Required task:
Retype every entry exactly, character for character.

________________________

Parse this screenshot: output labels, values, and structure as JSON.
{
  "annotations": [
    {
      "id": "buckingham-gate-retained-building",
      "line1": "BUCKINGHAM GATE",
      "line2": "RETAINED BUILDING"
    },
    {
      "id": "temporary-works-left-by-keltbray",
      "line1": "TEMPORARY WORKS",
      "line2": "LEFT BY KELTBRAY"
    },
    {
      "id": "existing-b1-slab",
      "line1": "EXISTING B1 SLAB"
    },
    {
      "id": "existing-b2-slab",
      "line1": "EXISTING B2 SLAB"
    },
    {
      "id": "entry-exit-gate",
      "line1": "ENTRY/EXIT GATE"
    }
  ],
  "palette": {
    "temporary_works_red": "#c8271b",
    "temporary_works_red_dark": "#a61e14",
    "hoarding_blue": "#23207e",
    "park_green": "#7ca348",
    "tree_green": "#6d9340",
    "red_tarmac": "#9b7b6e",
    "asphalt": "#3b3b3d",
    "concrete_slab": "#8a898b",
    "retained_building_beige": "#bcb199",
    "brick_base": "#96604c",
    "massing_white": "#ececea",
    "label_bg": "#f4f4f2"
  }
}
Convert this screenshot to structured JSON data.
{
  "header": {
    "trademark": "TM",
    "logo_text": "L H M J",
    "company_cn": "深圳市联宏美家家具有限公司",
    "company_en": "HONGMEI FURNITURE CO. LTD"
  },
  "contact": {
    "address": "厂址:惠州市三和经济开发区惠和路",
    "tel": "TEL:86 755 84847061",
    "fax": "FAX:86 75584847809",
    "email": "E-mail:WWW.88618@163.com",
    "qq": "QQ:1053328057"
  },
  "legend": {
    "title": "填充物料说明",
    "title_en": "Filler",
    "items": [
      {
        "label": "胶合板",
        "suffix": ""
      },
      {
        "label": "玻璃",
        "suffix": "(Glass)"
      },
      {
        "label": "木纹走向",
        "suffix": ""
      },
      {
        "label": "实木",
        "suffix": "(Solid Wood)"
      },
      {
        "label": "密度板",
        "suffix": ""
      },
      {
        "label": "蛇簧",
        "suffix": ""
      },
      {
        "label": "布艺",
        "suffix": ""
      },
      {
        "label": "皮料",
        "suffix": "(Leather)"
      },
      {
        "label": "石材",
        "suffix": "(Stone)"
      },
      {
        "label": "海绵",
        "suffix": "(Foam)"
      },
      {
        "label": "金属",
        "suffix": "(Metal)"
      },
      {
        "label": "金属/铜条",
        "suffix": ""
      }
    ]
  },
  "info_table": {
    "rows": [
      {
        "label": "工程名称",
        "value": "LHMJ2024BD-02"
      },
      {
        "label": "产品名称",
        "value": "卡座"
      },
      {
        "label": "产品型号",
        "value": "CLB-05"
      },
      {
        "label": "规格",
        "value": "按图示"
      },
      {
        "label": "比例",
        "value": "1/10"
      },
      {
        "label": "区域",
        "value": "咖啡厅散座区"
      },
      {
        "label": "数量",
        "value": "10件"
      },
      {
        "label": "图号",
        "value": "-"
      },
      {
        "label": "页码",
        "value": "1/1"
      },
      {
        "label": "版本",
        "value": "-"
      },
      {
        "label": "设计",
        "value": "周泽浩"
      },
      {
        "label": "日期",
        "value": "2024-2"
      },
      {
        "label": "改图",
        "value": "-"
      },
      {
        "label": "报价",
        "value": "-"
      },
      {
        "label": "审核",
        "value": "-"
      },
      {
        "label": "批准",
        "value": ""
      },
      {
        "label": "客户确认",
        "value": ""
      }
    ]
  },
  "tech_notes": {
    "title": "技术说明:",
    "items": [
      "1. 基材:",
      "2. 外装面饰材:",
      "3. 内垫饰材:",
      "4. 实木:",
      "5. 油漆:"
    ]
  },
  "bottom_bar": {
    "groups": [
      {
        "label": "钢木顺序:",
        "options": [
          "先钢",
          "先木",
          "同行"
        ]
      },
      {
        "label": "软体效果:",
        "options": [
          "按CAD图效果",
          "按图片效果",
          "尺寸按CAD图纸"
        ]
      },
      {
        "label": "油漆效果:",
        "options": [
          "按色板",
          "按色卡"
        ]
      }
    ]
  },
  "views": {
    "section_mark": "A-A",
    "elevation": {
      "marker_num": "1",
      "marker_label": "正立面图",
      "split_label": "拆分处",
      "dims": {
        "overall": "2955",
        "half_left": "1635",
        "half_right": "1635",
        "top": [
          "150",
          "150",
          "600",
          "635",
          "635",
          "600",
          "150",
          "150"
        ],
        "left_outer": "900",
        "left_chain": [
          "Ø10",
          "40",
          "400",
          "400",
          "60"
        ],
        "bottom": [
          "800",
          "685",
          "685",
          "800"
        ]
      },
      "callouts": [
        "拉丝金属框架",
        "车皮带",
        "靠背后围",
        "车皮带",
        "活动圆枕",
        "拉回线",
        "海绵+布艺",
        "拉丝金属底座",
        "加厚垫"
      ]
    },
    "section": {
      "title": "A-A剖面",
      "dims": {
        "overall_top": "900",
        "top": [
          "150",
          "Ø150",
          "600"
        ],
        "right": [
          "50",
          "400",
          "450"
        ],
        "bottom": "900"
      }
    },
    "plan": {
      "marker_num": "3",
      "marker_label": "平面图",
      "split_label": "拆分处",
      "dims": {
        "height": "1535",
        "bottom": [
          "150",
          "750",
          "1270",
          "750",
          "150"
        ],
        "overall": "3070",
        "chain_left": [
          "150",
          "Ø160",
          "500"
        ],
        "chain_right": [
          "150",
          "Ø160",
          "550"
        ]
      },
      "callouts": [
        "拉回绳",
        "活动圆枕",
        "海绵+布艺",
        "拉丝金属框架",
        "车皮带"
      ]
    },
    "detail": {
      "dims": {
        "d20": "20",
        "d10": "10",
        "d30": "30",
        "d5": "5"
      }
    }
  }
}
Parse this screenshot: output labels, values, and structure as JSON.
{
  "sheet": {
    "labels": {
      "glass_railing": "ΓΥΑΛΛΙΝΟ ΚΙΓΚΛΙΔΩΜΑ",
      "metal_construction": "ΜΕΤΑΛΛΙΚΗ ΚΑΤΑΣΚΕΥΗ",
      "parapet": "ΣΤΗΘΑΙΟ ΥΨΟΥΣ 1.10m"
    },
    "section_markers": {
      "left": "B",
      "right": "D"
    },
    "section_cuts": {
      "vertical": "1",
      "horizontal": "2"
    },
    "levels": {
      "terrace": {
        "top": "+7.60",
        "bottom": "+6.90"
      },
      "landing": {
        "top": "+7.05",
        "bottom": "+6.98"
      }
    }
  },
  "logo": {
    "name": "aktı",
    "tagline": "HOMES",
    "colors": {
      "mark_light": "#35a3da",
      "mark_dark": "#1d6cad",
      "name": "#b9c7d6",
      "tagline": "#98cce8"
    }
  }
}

________________________

Full output:
Parse this screenshot: output labels, values, and structure as JSON.
{
  "annotations": [
    {
      "id": "buckingham-gate-retained-building",
      "line1": "BUCKINGHAM GATE",
      "line2": "RETAINED BUILDING"
    },
    {
      "id": "temporary-works-left-by-keltbray",
      "line1": "TEMPORARY WORKS",
      "line2": "LEFT BY KELTBRAY"
    },
    {
      "id": "existing-b1-slab",
      "line1": "EXISTING B1 SLAB"
    },
    {
      "id": "existing-b2-slab",
      "line1": "EXISTING B2 SLAB"
    },
    {
      "id": "entry-exit-gate",
      "line1": "ENTRY/EXIT GATE"
    }
  ],
  "palette": {
    "temporary_works_red": "#c8271b",
    "temporary_works_red_dark": "#a61e14",
    "hoarding_blue": "#23207e",
    "park_green": "#7ca348",
    "tree_green": "#6d9340",
    "red_tarmac": "#9b7b6e",
    "asphalt": "#3b3b3d",
    "concrete_slab": "#8a898b",
    "retained_building_beige": "#bcb199",
    "brick_base": "#96604c",
    "massing_white": "#ececea",
    "label_bg": "#f4f4f2"
  }
}
Convert this screenshot to structured JSON data.
{
  "header": {
    "trademark": "TM",
    "logo_text": "L H M J",
    "company_cn": "深圳市联宏美家家具有限公司",
    "company_en": "HONGMEI FURNITURE CO. LTD"
  },
  "contact": {
    "address": "厂址:惠州市三和经济开发区惠和路",
    "tel": "TEL:86 755 84847061",
    "fax": "FAX:86 75584847809",
    "email": "E-mail:WWW.88618@163.com",
    "qq": "QQ:1053328057"
  },
  "legend": {
    "title": "填充物料说明",
    "title_en": "Filler",
    "items": [
      {
        "label": "胶合板",
        "suffix": ""
      },
      {
        "label": "玻璃",
        "suffix": "(Glass)"
      },
      {
        "label": "木纹走向",
        "suffix": ""
      },
      {
        "label": "实木",
        "suffix": "(Solid Wood)"
      },
      {
        "label": "密度板",
        "suffix": ""
      },
      {
        "label": "蛇簧",
        "suffix": ""
      },
      {
        "label": "布艺",
        "suffix": ""
      },
      {
        "label": "皮料",
        "suffix": "(Leather)"
      },
      {
        "label": "石材",
        "suffix": "(Stone)"
      },
      {
        "label": "海绵",
        "suffix": "(Foam)"
      },
      {
        "label": "金属",
        "suffix": "(Metal)"
      },
      {
        "label": "金属/铜条",
        "suffix": ""
      }
    ]
  },
  "info_table": {
    "rows": [
      {
        "label": "工程名称",
        "value": "LHMJ2024BD-02"
      },
      {
        "label": "产品名称",
        "value": "卡座"
      },
      {
        "label": "产品型号",
        "value": "CLB-05"
      },
      {
        "label": "规格",
        "value": "按图示"
      },
      {
        "label": "比例",
        "value": "1/10"
      },
      {
        "label": "区域",
        "value": "咖啡厅散座区"
      },
      {
        "label": "数量",
        "value": "10件"
      },
      {
        "label": "图号",
        "value": "-"
      },
      {
        "label": "页码",
        "value": "1/1"
      },
      {
        "label": "版本",
        "value": "-"
      },
      {
        "label": "设计",
        "value": "周泽浩"
      },
      {
        "label": "日期",
        "value": "2024-2"
      },
      {
        "label": "改图",
        "value": "-"
      },
      {
        "label": "报价",
        "value": "-"
      },
      {
        "label": "审核",
        "value": "-"
      },
      {
        "label": "批准",
        "value": ""
      },
      {
        "label": "客户确认",
        "value": ""
      }
    ]
  },
  "tech_notes": {
    "title": "技术说明:",
    "items": [
      "1. 基材:",
      "2. 外装面饰材:",
      "3. 内垫饰材:",
      "4. 实木:",
      "5. 油漆:"
    ]
  },
  "bottom_bar": {
    "groups": [
      {
        "label": "钢木顺序:",
        "options": [
          "先钢",
          "先木",
          "同行"
        ]
      },
      {
        "label": "软体效果:",
        "options": [
          "按CAD图效果",
          "按图片效果",
          "尺寸按CAD图纸"
        ]
      },
      {
        "label": "油漆效果:",
        "options": [
          "按色板",
          "按色卡"
        ]
      }
    ]
  },
  "views": {
    "section_mark": "A-A",
    "elevation": {
      "marker_num": "1",
      "marker_label": "正立面图",
      "split_label": "拆分处",
      "dims": {
        "overall": "2955",
        "half_left": "1635",
        "half_right": "1635",
        "top": [
          "150",
          "150",
          "600",
          "635",
          "635",
          "600",
          "150",
          "150"
        ],
        "left_outer": "900",
        "left_chain": [
          "Ø10",
          "40",
          "400",
          "400",
          "60"
        ],
        "bottom": [
          "800",
          "685",
          "685",
          "800"
        ]
      },
      "callouts": [
        "拉丝金属框架",
        "车皮带",
        "靠背后围",
        "车皮带",
        "活动圆枕",
        "拉回线",
        "海绵+布艺",
        "拉丝金属底座",
        "加厚垫"
      ]
    },
    "section": {
      "title": "A-A剖面",
      "dims": {
        "overall_top": "900",
        "top": [
          "150",
          "Ø150",
          "600"
        ],
        "right": [
          "50",
          "400",
          "450"
        ],
        "bottom": "900"
      }
    },
    "plan": {
      "marker_num": "3",
      "marker_label": "平面图",
      "split_label": "拆分处",
      "dims": {
        "height": "1535",
        "bottom": [
          "150",
          "750",
          "1270",
          "750",
          "150"
        ],
        "overall": "3070",
        "chain_left": [
          "150",
          "Ø160",
          "500"
        ],
        "chain_right": [
          "150",
          "Ø160",
          "550"
        ]
      },
      "callouts": [
        "拉回绳",
        "活动圆枕",
        "海绵+布艺",
        "拉丝金属框架",
        "车皮带"
      ]
    },
    "detail": {
      "dims": {
        "d20": "20",
        "d10": "10",
        "d30": "30",
        "d5": "5"
      }
    }
  }
}
Parse this screenshot: output labels, values, and structure as JSON.
{
  "sheet": {
    "labels": {
      "glass_railing": "ΓΥΑΛΛΙΝΟ ΚΙΓΚΛΙΔΩΜΑ",
      "metal_construction": "ΜΕΤΑΛΛΙΚΗ ΚΑΤΑΣΚΕΥΗ",
      "parapet": "ΣΤΗΘΑΙΟ ΥΨΟΥΣ 1.10m"
    },
    "section_markers": {
      "left": "B",
      "right": "D"
    },
    "section_cuts": {
      "vertical": "1",
      "horizontal": "2"
    },
    "levels": {
      "terrace": {
        "top": "+7.60",
        "bottom": "+6.90"
      },
      "landing": {
        "top": "+7.05",
        "bottom": "+6.98"
      }
    }
  },
  "logo": {
    "name": "aktı",
    "tagline": "HOMES",
    "colors": {
      "mark_light": "#35a3da",
      "mark_dark": "#1d6cad",
      "name": "#b9c7d6",
      "tagline": "#98cce8"
    }
  }
}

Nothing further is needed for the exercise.